==== SOURCE DOCUMENT ====
BioLegato facilitates rapid development of new applications based on object-oriented concepts

The concept of objects is foundational to software engineering [11], as exemplified in Object-Oriented (OO) languages such as Java and C++. The goal of the OO philosophy is to create data objects which model things in the real world by packaging together all data associated with those things. More formally, a class is a template for creating objects. Each class specifies the types of data contained in all objects of that class, along with the methods or functions specific for objects of that class. Whereas a class is an abstract concept, any number of objects may be created as instances of that class.

We have designed BioLegato to bring the disciplines of OOP to the user experience, for most of the same reasons that programmers organize their code into objects. Objects create a coherent model of biological entities, as close as possible to how the biologist thinks about them. Objects are therefore intuitive to work with. As well, ongoing development of BioLegato objects is easy because objects are easy to extend. At this writing our BIRCH system [9] includes 14 applications implemented using BioLegato (Table 1).

As shown in Fig. 1A, BioLegato displays data in the canvas, and organizes methods in PCD-coded menus. Typically, BioLegato is run through a shell script that specifies one or more directories from which to read the PCD menus, and specifies a canvas, implemented as a Java plugin. Currently there are 3 canvases: the image canvas, which displays a simple bitmap image, the sequence canvas, which allows the user to edit sequences and multiple alignments, and the table canvas, which displays data in a simple spreadsheet. To demonstrate that all functionality is loaded at runtime, blgeneric (Fig. 2A) is a minimal BioLegato application that loads a dummy background image and no PCD menus. Figure 2B shows birch, which launches BioLegato and other GUI applications for the BIRCH system, illustrating use of the image canvas.

Fig. 2
figure 2

A blgeneric B birch launcher

In blprotein (Fig. 1A), the data are amino acid sequences displayed in the sequence canvas. The methods are the different tasks that can be run when one or more sequences are selected. These include tasks such as doing a hydropathy plot, secondary structure prediction, or amino acid composition. They would not include, for example, a restriction site search, which makes no sense in the context of proteins. By the same token, bldna is a BioLegato application for DNA or RNA sequences. Bldna has tasks such as primer design or a restriction site search. Even where the same program can utilize either protein or DNA, the BioLegato menus can be customized for bldna or blprotein. For example, SSEARCH, which does rigorous Smith-Waterman sequence alignments, would give the user a wide choice of protein scoring matrices if run from blprotein, and DNA scoring matrices if run from bldna.

Separating DNA and protein tasks into different applications makes sense to the biologist. Programs such as BLASTP or TBLASTN, in which the query is an amino acid sequence are run from blprotein, whereas BLASTN or BLASTX or TBLASTX, in which the query is DNA, are run from bldna.
====
_EXERCISE_
According to the BioLegato passage, how many canvases are currently available, and what are they? The listing was drawn from a different source than the text.
==== EXTRACTED INFORMATION ====
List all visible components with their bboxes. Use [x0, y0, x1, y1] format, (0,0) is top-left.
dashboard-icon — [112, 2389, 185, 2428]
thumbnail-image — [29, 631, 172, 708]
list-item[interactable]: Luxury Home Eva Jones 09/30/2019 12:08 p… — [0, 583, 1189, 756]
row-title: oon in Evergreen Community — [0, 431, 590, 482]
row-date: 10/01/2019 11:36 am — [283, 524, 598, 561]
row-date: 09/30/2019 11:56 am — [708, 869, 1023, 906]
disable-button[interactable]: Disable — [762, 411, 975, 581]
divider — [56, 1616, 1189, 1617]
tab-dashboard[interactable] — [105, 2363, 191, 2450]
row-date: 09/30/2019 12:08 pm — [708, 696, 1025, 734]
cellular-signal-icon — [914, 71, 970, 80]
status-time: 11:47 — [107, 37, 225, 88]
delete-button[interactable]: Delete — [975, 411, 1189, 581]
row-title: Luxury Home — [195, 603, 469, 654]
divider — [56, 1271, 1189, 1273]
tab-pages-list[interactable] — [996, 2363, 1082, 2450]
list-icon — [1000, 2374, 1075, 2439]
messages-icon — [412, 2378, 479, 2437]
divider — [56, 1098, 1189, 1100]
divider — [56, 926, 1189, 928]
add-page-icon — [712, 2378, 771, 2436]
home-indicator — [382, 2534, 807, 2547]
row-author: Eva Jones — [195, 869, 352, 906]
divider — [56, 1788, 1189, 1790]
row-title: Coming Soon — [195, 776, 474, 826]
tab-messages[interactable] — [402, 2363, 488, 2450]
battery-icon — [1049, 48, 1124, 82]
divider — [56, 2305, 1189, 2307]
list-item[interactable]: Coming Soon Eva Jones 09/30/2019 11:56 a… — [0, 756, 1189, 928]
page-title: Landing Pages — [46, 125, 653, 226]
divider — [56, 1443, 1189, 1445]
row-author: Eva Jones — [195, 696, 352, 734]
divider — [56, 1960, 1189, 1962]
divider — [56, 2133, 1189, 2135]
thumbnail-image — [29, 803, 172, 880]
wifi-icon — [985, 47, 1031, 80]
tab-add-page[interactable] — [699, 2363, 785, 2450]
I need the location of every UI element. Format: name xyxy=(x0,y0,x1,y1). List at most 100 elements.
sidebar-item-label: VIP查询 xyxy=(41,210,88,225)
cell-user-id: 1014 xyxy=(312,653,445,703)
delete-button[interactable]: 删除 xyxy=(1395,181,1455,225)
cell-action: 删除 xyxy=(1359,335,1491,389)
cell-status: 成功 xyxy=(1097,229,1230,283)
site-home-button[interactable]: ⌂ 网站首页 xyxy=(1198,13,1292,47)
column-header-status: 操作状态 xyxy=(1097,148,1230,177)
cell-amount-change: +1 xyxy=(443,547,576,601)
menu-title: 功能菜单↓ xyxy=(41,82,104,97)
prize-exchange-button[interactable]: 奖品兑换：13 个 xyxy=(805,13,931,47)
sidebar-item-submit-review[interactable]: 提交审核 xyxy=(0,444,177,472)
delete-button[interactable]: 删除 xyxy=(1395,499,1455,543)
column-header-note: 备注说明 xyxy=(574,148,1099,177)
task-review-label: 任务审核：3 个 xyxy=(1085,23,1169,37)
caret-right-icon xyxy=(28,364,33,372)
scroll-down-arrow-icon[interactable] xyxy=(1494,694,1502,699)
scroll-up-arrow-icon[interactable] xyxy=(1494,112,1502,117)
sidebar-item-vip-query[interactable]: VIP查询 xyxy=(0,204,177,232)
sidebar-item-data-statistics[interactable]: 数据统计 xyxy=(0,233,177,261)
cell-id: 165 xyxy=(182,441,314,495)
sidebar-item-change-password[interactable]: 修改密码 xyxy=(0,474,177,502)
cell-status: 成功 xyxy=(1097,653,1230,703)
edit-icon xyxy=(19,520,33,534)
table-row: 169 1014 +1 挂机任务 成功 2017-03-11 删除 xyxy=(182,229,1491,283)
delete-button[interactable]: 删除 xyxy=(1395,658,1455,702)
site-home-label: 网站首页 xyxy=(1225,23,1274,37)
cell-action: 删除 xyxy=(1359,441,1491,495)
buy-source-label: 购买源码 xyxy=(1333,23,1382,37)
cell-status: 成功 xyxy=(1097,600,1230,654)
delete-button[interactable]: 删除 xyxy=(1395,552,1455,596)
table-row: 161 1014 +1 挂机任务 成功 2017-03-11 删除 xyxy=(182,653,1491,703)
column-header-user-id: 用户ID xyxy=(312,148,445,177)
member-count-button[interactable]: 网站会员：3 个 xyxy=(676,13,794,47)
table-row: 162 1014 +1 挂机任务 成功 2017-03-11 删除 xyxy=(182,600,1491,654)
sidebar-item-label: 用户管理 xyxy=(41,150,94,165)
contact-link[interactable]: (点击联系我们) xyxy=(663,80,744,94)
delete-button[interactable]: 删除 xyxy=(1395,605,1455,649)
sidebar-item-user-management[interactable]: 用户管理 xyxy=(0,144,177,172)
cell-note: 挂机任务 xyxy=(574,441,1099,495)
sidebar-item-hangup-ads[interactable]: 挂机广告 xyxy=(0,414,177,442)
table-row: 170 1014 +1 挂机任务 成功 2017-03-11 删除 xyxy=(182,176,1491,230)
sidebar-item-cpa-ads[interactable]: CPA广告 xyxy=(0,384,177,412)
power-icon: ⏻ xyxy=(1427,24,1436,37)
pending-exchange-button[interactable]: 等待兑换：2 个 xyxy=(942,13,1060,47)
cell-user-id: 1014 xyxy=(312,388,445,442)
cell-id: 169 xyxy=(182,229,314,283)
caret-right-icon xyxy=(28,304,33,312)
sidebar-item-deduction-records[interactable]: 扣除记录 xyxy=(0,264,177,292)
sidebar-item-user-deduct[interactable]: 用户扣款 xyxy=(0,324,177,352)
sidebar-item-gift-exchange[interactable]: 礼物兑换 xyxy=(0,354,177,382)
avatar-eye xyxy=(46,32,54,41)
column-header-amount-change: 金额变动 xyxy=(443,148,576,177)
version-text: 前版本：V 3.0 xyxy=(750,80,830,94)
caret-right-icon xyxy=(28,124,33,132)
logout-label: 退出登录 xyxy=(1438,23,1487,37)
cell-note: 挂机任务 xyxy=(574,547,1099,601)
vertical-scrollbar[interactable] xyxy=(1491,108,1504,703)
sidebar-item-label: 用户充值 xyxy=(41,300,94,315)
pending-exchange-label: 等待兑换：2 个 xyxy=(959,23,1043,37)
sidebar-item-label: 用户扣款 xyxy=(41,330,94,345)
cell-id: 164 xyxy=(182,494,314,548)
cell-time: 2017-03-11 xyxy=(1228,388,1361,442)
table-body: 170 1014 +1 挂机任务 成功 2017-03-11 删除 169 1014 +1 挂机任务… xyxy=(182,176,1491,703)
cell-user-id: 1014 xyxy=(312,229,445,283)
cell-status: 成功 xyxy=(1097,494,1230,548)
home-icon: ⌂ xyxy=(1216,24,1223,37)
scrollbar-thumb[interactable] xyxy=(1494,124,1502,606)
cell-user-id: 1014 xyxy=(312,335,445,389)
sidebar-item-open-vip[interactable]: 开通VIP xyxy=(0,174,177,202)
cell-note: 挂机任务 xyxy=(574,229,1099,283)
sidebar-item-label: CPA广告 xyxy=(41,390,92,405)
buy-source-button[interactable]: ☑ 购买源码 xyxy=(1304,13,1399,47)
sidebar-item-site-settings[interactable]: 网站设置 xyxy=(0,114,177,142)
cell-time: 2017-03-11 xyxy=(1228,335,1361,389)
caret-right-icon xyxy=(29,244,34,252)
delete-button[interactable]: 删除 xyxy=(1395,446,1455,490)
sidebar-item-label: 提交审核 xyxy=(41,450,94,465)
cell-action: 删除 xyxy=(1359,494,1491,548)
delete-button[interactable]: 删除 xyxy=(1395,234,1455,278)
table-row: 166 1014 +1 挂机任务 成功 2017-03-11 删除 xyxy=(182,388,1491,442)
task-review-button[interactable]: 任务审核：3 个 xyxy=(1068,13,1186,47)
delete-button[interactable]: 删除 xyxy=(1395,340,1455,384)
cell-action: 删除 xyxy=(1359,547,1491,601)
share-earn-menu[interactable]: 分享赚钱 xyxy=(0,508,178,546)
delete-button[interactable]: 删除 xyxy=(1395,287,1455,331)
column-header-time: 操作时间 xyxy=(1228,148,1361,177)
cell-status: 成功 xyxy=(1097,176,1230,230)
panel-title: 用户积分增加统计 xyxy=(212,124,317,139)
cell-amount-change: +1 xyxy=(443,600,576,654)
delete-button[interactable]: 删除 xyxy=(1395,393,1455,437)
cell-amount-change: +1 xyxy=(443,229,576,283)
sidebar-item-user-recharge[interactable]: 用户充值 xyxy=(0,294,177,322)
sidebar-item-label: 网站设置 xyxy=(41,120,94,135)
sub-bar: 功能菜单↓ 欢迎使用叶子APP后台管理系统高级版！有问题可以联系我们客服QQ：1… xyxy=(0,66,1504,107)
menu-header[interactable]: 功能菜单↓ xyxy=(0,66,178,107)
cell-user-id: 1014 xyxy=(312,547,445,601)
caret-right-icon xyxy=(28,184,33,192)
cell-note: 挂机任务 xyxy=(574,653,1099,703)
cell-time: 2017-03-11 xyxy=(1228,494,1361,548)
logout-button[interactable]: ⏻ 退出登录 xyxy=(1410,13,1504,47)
====
_EXPECTED ANSWER_
Three: the image canvas, the sequence canvas, and the table canvas.